* [WORK TO DO]: Give every line again exactly as it appears, please, but not the pictures.

◇ ◇ ◇

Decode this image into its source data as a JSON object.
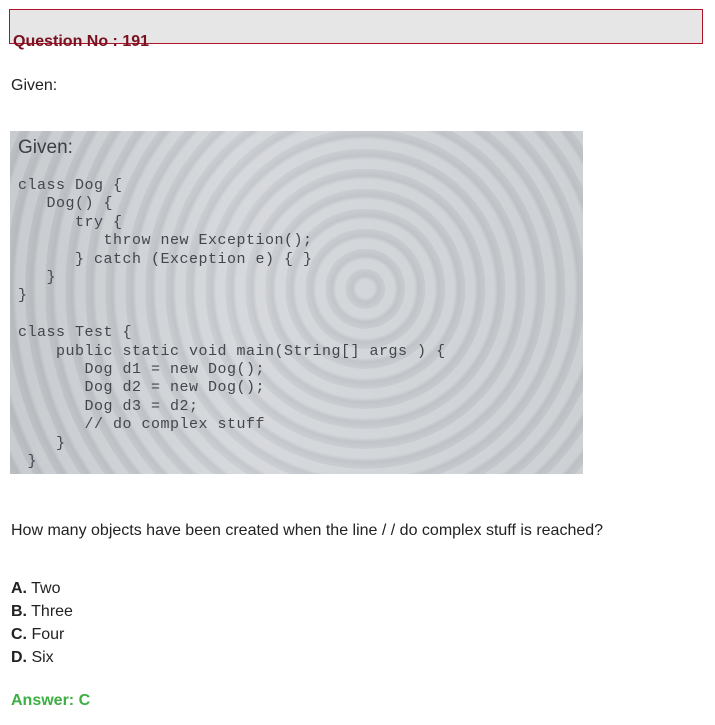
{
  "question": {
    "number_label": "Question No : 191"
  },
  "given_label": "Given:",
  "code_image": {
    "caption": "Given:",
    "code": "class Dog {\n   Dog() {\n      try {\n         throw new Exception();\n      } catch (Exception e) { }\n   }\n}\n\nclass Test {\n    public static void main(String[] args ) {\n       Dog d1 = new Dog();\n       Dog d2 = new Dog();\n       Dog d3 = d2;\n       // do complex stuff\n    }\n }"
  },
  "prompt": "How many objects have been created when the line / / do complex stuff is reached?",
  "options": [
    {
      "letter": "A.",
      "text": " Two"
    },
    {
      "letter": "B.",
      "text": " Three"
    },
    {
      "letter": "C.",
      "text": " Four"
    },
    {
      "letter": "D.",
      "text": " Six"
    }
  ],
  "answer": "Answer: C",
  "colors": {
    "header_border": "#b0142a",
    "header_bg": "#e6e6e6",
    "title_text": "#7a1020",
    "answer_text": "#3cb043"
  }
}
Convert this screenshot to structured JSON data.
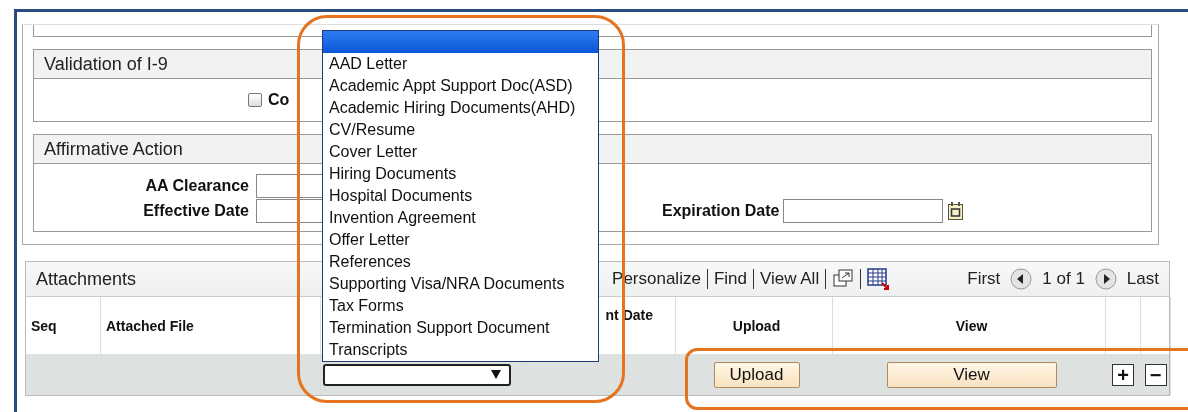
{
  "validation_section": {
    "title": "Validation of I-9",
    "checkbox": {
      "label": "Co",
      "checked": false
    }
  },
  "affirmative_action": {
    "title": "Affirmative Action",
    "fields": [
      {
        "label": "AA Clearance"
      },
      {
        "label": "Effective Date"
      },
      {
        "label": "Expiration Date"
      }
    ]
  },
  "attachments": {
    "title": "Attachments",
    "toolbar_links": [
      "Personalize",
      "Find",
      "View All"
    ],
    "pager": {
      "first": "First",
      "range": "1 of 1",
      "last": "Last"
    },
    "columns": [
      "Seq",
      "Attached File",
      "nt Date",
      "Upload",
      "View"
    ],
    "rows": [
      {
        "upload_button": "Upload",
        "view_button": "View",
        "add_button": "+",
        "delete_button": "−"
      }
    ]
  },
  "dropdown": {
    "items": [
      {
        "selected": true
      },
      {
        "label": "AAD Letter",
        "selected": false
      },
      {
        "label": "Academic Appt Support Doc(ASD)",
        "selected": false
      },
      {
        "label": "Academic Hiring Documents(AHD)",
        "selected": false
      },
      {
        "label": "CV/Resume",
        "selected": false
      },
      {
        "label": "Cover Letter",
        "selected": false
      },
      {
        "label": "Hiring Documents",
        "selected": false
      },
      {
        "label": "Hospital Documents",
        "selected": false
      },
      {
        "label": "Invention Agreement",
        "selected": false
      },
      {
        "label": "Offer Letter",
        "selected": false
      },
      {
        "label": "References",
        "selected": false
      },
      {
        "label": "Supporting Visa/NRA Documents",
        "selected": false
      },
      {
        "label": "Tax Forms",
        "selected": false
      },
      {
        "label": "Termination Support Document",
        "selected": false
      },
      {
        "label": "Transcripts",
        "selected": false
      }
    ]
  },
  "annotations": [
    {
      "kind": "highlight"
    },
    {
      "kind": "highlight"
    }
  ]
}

◇ ◇ ◇

* [THE COMPLETED TASK]:
Decode this image into its source data as a JSON object.
{
  "question": {
    "number_label": "Question No : 191"
  },
  "given_label": "Given:",
  "code_image": {
    "caption": "Given:",
    "code": "class Dog {\n   Dog() {\n      try {\n         throw new Exception();\n      } catch (Exception e) { }\n   }\n}\n\nclass Test {\n    public static void main(String[] args ) {\n       Dog d1 = new Dog();\n       Dog d2 = new Dog();\n       Dog d3 = d2;\n       // do complex stuff\n    }\n }"
  },
  "prompt": "How many objects have been created when the line / / do complex stuff is reached?",
  "options": [
    {
      "letter": "A.",
      "text": " Two"
    },
    {
      "letter": "B.",
      "text": " Three"
    },
    {
      "letter": "C.",
      "text": " Four"
    },
    {
      "letter": "D.",
      "text": " Six"
    }
  ],
  "answer": "Answer: C",
  "colors": {
    "header_border": "#b0142a",
    "header_bg": "#e6e6e6",
    "title_text": "#7a1020",
    "answer_text": "#3cb043"
  }
}
Convert this screenshot to structured JSON data.
{
  "validation_section": {
    "title": "Validation of I-9",
    "checkbox": {
      "label": "Co",
      "checked": false
    }
  },
  "affirmative_action": {
    "title": "Affirmative Action",
    "fields": [
      {
        "label": "AA Clearance"
      },
      {
        "label": "Effective Date"
      },
      {
        "label": "Expiration Date"
      }
    ]
  },
  "attachments": {
    "title": "Attachments",
    "toolbar_links": [
      "Personalize",
      "Find",
      "View All"
    ],
    "pager": {
      "first": "First",
      "range": "1 of 1",
      "last": "Last"
    },
    "columns": [
      "Seq",
      "Attached File",
      "nt Date",
      "Upload",
      "View"
    ],
    "rows": [
      {
        "upload_button": "Upload",
        "view_button": "View",
        "add_button": "+",
        "delete_button": "−"
      }
    ]
  },
  "dropdown": {
    "items": [
      {
        "selected": true
      },
      {
        "label": "AAD Letter",
        "selected": false
      },
      {
        "label": "Academic Appt Support Doc(ASD)",
        "selected": false
      },
      {
        "label": "Academic Hiring Documents(AHD)",
        "selected": false
      },
      {
        "label": "CV/Resume",
        "selected": false
      },
      {
        "label": "Cover Letter",
        "selected": false
      },
      {
        "label": "Hiring Documents",
        "selected": false
      },
      {
        "label": "Hospital Documents",
        "selected": false
      },
      {
        "label": "Invention Agreement",
        "selected": false
      },
      {
        "label": "Offer Letter",
        "selected": false
      },
      {
        "label": "References",
        "selected": false
      },
      {
        "label": "Supporting Visa/NRA Documents",
        "selected": false
      },
      {
        "label": "Tax Forms",
        "selected": false
      },
      {
        "label": "Termination Support Document",
        "selected": false
      },
      {
        "label": "Transcripts",
        "selected": false
      }
    ]
  },
  "annotations": [
    {
      "kind": "highlight"
    },
    {
      "kind": "highlight"
    }
  ]
}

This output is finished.